Friday, May 07, 2021

It Takes Brains to Mess it Up

 Before Donald Trump came to power and made America the world standard of comedy, the British used to make some of the funniest shows around. In the 70s there was Monty Python and these days, it’s the various characters like Ali-G, Borat and Bruno who send us all into stitches. Like his 1970s predecessors, Mr. Sacha Baron Cohen (the man who is Ali-G, Borat and Bruno) has become a global icon by being very silly.

What’s striking about Britain’s “Silly” exports, is the fact that all of them have great degrees from world class universities. The Python’s and Mr. Sasha Baron Cohen are from the University of Cambridge. Mr. Rowan Atkinson (Black Adder and Mr. Bean) is an engineering student from the University of Oxford. As one of my dearest friends from the UK said, “It takes brains to be very silly.

 



You’d Never Guess these guys came from:

 


These established universities.

My friend’s point wasn’t limited to comedy. It also existed in journalism. British Tabloids like the Sun were designed to the lowest common denominator (or the type of reader who doesn’t care what news is being reported on as long as the paper has a picture of a girl with nice tits on page 3. They were world masters at producing the most sensationalized headlines that were designed to stir up passions. The Sun is one of those papers where you’d probably not want to be caught buying.

Leaving aside my personal feelings towards the Sun, it’s actually a work of art. It takes brains to come up with those headlines. Whilst people like me would turn our noses up at the Sun and take pride in reading things like The Times, Guardian, Telegraph or Financial Times, the truth of the matter is that the top graduates from journalism school ended up working for the Sun. It takes far more brains to write for the less discerning.



When I came back and started working in Singapore, I realized that this wasn’t a particularly British thing.  Singapore has the phenomena of “It takes brains to be stupid.”

Unfortunately, our local version of this, isn’t intentionally funny. This becomes especially true when you look at how the Government Linked Corporations (GLCs) have done. All these firms are nominally part of the private sector. More often than not, they are listed on the stock exchange and management is accountable to shareholders. They all have very health balance sheets and are either in a monopoly or duopoly in the home market. The uniting factor is that the largest shareholder is Temasek Holdings Pte Ltd, which is in turn owned by the Ministry of Finance. Whilst the government states that it merely owns shares, its perhaps no coincidence that the guys running these companies are more often than not, former civil servants (usually generals) who went to the best universities in the world at the government’s expense.

[Labeled box records]
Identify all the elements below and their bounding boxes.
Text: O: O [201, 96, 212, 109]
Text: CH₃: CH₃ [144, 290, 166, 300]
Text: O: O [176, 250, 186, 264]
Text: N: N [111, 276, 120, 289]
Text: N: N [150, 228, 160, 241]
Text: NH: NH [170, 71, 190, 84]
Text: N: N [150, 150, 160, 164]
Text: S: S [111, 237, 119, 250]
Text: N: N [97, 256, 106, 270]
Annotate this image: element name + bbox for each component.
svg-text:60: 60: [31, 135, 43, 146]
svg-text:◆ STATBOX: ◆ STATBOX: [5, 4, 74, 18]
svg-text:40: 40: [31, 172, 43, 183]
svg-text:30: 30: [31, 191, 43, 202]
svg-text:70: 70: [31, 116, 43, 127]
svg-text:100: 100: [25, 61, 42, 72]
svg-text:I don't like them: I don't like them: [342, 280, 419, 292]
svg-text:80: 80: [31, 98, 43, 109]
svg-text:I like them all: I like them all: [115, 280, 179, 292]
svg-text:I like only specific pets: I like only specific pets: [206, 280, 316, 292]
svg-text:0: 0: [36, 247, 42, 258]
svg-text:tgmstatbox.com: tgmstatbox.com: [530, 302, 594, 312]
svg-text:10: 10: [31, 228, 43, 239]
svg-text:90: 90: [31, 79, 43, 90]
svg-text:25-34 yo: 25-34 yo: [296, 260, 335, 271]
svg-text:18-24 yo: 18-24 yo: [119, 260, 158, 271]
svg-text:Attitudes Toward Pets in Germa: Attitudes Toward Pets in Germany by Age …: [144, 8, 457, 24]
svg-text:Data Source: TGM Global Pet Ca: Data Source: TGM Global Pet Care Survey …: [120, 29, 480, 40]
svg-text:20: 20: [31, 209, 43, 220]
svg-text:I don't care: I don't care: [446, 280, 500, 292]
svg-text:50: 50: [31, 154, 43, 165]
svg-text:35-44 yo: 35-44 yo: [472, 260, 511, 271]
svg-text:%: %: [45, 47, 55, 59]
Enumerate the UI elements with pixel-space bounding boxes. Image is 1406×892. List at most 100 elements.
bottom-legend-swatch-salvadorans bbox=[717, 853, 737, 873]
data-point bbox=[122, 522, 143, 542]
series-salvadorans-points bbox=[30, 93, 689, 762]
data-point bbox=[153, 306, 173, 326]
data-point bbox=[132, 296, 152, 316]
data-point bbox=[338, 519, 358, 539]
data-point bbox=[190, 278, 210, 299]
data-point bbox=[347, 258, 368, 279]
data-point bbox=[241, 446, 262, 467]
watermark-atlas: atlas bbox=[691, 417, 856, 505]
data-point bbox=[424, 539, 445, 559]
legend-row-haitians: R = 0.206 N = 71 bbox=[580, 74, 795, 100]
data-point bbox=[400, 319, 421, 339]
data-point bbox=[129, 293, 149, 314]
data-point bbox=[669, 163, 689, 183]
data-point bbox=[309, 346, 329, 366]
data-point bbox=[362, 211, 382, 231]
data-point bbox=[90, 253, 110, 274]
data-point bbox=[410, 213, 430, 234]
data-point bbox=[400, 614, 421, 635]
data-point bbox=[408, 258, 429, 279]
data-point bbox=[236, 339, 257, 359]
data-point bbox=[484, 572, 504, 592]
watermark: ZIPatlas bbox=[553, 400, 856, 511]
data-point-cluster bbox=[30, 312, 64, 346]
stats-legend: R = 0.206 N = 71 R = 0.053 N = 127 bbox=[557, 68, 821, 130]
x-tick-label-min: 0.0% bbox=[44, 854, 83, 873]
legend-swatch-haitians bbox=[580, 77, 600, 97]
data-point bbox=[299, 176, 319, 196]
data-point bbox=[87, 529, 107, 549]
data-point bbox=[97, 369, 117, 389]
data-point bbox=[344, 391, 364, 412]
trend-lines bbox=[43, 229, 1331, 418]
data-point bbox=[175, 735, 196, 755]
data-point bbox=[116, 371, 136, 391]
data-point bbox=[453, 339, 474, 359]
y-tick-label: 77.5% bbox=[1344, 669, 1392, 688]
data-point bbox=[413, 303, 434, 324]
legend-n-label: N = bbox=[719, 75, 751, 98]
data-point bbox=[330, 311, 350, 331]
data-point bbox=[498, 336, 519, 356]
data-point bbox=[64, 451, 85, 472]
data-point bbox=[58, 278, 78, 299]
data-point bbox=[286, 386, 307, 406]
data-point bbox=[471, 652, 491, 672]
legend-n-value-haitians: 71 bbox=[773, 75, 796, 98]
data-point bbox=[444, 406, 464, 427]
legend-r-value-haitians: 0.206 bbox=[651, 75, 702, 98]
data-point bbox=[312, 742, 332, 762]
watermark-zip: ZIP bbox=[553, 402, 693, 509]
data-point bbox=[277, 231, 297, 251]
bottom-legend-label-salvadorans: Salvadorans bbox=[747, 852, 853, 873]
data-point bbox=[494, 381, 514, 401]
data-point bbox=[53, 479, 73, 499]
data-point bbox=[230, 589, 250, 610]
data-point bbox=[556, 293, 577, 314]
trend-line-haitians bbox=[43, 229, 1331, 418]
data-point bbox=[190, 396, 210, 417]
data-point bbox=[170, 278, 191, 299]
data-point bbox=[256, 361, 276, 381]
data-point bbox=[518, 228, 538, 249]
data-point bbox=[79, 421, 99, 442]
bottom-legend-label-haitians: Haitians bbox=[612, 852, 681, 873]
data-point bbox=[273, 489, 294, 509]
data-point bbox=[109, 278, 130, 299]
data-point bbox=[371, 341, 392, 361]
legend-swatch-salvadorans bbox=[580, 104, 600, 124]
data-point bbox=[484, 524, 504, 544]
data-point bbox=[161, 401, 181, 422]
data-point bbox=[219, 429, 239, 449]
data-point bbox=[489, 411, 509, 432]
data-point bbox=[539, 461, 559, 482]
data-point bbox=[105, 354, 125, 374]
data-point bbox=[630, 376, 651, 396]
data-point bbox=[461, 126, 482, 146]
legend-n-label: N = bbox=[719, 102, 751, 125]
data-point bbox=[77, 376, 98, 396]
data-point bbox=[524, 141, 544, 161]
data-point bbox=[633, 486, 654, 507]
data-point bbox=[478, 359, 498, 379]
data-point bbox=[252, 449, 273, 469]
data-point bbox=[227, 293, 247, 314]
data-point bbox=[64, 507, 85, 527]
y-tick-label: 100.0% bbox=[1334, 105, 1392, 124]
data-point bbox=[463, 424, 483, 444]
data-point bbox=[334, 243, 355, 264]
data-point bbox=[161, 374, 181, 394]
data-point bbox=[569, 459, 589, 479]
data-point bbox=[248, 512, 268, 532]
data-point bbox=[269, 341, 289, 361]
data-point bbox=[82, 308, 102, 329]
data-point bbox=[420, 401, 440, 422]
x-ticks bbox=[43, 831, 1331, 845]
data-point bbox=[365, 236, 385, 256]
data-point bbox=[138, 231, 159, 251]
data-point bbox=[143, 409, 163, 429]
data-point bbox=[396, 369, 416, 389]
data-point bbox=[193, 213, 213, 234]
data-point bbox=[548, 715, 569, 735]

Task instructions
**a)** Rewrite the post about clever people making silly comedy, starting at "Friday, May 07, 2021" and ending at "being very silly.", with "Monty Python" replaced by "Fawlty Towers".
**b)** Quote the labeled box records exactly, starting at their first line and ending at the line containing "svg-text:30: 30: [31, 191, 43, 202]", with both of those lines included.

Results of the exercise
**a)**
Friday, May 07, 2021

It Takes Brains to Mess it Up

 Before Donald Trump came to power and made America the world standard of comedy, the British used to make some of the funniest shows around. In the 70s there was Fawlty Towers and these days, it’s the various characters like Ali-G, Borat and Bruno who send us all into stitches. Like his 1970s predecessors, Mr. Sacha Baron Cohen (the man who is Ali-G, Borat and Bruno) has become a global icon by being very silly.

**b)**
Identify all the elements below and their bounding boxes.
Text: O: O [201, 96, 212, 109]
Text: CH₃: CH₃ [144, 290, 166, 300]
Text: O: O [176, 250, 186, 264]
Text: N: N [111, 276, 120, 289]
Text: N: N [150, 228, 160, 241]
Text: NH: NH [170, 71, 190, 84]
Text: N: N [150, 150, 160, 164]
Text: S: S [111, 237, 119, 250]
Text: N: N [97, 256, 106, 270]
Annotate this image: element name + bbox for each component.
svg-text:60: 60: [31, 135, 43, 146]
svg-text:◆ STATBOX: ◆ STATBOX: [5, 4, 74, 18]
svg-text:40: 40: [31, 172, 43, 183]
svg-text:30: 30: [31, 191, 43, 202]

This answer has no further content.